GIVEN TEXT:
----------------------------------------

From Microsoft's attempted buyout of a struggling Yahoo to Cisco's disappointing financial outlook, it's clear that the Fun Train has left the station and the Reality Train is on its way.
1. Google works to torpedo Microsoft bid for Yahoo
Google is taking action on multiple fronts to derail Microsoft's attempted buyout of Yahoo. The impetus of Google's efforts is clear - fear.
The company's disappointing fourth-quarter results have shown that Google is vulnerable and it's not surprising that Google sees a Microsoft marriage with Yahoo as a real threat to its business.
While I am a Google user, most of my readers know that I've never been a Google fanboy and have argued that the company is overvalued.
It's ironic that Google, now a massive company whose acquisition of Doubleclick has raised antitrust concerns, is still trying to 'play Monopoly' with Microsoft by complaining that Microsoft, which it claims has a "legacy of serious legal and regulatory offenses," is threatening the "principles of the internet - openness and innovation".

----------------------------------------

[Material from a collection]
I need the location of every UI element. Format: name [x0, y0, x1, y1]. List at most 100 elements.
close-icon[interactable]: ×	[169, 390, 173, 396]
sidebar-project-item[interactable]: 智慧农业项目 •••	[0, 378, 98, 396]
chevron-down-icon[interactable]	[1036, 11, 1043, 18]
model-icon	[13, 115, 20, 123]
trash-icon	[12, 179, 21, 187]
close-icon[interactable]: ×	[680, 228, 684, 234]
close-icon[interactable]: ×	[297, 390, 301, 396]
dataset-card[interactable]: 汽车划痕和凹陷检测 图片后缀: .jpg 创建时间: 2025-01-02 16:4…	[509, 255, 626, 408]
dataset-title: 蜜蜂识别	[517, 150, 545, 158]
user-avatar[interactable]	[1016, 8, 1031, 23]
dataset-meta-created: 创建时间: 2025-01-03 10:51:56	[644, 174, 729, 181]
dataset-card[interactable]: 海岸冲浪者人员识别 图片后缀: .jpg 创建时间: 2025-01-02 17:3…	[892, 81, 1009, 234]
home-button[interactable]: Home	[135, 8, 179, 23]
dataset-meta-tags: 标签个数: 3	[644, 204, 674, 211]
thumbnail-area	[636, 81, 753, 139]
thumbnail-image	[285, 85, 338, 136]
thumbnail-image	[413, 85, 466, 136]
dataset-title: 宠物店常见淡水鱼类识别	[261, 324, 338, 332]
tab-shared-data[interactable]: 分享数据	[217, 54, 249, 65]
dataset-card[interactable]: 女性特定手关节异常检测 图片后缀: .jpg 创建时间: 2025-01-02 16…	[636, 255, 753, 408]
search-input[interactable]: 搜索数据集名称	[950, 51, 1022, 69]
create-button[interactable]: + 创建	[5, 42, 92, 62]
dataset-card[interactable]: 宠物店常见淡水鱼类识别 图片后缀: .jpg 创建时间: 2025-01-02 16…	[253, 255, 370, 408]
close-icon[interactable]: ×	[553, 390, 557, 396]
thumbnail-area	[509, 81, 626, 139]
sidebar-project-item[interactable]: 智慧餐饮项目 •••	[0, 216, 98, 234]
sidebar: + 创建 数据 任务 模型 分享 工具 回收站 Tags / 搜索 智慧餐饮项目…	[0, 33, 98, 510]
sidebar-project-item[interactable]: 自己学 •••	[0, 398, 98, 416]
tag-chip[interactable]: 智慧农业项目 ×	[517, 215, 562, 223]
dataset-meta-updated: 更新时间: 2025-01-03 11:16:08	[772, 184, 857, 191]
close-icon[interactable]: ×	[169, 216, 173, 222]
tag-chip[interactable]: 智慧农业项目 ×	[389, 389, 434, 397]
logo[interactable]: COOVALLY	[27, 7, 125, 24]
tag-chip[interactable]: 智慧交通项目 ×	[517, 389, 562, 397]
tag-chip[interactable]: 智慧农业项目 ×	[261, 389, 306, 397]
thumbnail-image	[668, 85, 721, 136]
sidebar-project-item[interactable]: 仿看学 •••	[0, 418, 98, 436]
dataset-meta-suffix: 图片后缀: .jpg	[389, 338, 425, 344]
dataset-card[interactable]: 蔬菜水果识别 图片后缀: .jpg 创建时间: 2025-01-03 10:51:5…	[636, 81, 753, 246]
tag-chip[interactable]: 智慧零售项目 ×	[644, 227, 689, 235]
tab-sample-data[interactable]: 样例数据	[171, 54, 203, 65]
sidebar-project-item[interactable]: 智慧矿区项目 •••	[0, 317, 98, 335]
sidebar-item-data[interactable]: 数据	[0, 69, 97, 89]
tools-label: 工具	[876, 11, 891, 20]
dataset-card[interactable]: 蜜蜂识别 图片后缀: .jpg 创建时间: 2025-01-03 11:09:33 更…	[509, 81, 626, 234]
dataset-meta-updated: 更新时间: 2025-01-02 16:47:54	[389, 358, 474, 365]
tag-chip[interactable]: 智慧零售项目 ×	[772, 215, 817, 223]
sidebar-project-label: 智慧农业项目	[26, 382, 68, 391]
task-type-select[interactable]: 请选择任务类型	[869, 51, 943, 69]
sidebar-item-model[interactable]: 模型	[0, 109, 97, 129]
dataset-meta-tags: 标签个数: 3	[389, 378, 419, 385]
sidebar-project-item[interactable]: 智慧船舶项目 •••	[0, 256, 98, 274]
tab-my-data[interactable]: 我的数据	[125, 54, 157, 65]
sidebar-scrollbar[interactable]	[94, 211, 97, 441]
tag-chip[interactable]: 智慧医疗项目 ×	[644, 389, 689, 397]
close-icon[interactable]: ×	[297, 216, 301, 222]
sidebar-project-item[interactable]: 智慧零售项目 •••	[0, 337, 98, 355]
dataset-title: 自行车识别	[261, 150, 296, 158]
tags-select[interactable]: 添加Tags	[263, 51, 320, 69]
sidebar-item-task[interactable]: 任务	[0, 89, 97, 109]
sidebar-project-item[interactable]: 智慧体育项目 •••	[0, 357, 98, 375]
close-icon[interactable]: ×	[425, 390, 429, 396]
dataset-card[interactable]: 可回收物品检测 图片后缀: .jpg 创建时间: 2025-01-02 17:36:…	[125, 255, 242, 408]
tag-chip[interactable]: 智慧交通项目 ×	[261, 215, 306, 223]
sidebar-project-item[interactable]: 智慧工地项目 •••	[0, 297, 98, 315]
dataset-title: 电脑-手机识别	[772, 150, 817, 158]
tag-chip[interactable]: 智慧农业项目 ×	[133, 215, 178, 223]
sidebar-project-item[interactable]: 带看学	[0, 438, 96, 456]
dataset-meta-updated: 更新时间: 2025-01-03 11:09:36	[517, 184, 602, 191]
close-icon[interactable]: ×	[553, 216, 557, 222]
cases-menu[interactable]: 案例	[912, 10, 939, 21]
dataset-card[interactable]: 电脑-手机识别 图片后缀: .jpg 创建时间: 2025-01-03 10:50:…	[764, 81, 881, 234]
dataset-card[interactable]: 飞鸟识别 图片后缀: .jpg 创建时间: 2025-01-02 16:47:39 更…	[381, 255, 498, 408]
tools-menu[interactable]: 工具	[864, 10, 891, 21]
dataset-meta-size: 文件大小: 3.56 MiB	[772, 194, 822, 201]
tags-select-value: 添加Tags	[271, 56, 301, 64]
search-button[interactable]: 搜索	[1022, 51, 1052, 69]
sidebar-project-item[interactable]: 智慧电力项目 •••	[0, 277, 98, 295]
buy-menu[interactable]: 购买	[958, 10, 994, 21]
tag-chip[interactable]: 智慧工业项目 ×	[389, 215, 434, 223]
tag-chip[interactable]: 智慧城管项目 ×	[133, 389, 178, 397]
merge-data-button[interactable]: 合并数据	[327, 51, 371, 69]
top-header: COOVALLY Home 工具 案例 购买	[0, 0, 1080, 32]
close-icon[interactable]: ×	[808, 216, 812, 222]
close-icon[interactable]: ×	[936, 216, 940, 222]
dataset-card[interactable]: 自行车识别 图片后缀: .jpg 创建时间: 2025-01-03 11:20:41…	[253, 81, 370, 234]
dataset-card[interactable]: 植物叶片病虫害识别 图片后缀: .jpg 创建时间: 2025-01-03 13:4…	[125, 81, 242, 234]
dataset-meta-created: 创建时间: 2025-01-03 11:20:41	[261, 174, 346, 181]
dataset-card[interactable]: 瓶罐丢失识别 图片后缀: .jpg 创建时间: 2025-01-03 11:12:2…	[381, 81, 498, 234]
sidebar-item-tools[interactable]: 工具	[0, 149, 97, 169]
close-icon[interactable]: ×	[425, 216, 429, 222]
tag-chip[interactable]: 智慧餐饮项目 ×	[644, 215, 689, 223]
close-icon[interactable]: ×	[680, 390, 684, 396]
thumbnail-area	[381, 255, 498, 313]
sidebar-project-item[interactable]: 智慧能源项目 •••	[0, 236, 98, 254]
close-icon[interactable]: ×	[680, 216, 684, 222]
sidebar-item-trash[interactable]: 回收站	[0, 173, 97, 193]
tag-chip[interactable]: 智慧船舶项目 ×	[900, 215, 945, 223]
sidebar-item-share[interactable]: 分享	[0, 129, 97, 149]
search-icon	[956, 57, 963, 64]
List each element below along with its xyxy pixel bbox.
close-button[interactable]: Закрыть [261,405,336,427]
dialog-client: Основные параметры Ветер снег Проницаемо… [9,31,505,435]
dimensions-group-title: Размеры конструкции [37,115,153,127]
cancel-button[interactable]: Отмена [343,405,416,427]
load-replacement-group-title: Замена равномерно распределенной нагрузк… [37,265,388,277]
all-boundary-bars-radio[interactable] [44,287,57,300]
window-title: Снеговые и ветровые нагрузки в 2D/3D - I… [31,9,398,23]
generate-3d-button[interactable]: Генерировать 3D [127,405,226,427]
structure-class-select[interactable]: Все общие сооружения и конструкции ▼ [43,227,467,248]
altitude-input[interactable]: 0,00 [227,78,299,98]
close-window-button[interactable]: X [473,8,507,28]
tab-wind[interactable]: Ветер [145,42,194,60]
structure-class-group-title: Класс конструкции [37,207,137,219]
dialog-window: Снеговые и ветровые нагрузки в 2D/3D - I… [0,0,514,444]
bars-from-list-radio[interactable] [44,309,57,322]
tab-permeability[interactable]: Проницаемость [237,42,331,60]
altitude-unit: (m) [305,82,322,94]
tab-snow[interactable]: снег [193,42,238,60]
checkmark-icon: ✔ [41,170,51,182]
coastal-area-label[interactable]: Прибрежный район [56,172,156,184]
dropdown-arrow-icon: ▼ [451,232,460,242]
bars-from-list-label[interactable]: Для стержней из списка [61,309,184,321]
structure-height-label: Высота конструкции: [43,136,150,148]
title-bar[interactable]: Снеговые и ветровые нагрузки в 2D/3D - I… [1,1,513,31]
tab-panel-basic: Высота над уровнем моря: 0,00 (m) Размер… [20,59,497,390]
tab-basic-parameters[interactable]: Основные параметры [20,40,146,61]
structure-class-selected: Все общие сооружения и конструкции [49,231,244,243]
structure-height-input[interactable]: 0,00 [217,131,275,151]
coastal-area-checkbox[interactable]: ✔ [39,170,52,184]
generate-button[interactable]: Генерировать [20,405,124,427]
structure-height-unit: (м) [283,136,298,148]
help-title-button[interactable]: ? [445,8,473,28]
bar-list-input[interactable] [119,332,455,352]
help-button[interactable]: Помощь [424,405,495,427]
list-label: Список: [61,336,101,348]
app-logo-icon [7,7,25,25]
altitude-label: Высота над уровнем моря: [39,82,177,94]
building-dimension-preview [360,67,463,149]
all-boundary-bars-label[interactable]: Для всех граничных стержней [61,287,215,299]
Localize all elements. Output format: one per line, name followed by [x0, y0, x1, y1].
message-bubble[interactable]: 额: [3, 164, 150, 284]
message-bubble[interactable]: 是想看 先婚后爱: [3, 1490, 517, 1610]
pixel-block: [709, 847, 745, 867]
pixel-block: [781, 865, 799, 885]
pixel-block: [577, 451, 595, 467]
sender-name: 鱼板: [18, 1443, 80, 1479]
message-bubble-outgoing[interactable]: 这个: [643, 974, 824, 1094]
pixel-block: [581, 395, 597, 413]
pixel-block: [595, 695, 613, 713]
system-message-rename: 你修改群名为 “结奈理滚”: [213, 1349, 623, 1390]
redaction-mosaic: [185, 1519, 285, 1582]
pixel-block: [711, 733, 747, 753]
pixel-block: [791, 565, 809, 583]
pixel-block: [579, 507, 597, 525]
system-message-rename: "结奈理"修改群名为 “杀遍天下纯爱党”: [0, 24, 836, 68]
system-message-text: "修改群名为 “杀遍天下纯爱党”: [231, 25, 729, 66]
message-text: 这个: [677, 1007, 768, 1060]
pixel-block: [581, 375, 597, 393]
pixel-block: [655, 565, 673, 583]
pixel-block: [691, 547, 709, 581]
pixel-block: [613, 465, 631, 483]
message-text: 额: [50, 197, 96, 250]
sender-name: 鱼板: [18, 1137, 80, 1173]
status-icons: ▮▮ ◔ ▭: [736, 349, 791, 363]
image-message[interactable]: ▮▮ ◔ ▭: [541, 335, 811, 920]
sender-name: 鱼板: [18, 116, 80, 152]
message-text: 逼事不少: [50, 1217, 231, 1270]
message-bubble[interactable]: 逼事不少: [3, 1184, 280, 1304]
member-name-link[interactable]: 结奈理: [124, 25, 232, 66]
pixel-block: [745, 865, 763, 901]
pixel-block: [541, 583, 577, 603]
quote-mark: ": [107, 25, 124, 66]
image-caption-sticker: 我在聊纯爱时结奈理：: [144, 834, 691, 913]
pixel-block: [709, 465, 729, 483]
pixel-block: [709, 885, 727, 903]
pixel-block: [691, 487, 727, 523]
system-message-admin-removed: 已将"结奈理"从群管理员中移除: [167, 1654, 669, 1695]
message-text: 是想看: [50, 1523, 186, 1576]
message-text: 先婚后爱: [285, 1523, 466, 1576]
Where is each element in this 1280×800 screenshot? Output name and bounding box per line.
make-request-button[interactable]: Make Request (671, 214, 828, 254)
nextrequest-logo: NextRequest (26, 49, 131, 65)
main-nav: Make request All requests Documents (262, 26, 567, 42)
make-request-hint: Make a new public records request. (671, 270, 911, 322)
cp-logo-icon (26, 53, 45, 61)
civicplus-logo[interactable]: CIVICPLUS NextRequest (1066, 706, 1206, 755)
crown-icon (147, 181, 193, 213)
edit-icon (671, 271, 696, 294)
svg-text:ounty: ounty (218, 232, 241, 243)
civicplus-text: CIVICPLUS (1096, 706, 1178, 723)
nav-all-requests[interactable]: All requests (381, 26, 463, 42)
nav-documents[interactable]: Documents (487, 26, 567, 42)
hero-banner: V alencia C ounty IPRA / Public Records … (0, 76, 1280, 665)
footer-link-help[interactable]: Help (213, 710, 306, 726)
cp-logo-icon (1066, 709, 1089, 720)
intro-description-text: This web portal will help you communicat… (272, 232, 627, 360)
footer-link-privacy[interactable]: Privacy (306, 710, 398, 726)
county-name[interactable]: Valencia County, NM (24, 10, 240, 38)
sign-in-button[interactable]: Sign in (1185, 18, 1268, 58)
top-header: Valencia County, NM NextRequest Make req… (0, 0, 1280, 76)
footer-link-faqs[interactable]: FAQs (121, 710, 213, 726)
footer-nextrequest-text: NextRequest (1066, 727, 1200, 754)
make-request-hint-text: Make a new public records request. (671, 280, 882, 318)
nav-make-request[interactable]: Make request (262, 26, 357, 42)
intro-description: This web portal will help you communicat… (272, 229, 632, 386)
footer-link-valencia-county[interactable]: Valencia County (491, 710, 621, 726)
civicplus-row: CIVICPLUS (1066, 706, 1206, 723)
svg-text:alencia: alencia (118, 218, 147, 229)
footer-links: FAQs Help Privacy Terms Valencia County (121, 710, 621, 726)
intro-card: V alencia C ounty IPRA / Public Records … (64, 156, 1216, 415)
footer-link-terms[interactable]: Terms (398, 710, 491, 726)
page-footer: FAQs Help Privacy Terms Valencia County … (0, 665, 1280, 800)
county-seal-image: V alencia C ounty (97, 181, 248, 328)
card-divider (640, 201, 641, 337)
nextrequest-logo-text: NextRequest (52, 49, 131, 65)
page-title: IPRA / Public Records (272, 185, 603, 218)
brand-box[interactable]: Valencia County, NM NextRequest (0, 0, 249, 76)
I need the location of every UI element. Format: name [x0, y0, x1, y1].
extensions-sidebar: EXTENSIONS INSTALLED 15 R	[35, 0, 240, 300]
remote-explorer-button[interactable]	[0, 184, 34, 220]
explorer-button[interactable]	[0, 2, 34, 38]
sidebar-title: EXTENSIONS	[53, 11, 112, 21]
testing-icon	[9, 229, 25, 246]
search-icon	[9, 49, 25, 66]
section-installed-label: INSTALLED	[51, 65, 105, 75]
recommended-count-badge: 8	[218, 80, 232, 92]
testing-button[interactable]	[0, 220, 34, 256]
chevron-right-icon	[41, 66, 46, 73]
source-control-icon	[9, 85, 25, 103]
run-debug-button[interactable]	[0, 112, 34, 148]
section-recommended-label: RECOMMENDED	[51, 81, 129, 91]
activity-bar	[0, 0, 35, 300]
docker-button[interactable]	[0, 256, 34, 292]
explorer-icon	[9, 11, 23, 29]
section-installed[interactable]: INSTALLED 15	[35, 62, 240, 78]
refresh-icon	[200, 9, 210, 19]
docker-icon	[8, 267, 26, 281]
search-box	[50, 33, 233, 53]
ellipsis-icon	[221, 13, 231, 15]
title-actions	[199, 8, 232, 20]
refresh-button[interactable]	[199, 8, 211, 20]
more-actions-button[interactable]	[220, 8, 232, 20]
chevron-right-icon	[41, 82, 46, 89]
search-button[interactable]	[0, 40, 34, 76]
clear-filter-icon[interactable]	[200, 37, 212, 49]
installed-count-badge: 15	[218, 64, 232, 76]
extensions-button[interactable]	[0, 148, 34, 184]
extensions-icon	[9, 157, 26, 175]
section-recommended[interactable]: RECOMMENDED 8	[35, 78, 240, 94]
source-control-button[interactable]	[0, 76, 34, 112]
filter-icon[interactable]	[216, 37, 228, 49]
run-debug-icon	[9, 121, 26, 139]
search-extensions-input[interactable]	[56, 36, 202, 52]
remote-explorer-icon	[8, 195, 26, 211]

----------------------------------------

WHAT IS REQUIRED: Copy out the entire passage above on Google's response to Microsoft's bid for Yahoo, word for word.

RESPONSE FOR THIS EXERCISE:
From Microsoft's attempted buyout of a struggling Yahoo to Cisco's disappointing financial outlook, it's clear that the Fun Train has left the station and the Reality Train is on its way.
1. Google works to torpedo Microsoft bid for Yahoo
Google is taking action on multiple fronts to derail Microsoft's attempted buyout of Yahoo. The impetus of Google's efforts is clear - fear.
The company's disappointing fourth-quarter results have shown that Google is vulnerable and it's not surprising that Google sees a Microsoft marriage with Yahoo as a real threat to its business.
While I am a Google user, most of my readers know that I've never been a Google fanboy and have argued that the company is overvalued.
It's ironic that Google, now a massive company whose acquisition of Doubleclick has raised antitrust concerns, is still trying to 'play Monopoly' with Microsoft by complaining that Microsoft, which it claims has a "legacy of serious legal and regulatory offenses," is threatening the "principles of the internet - openness and innovation".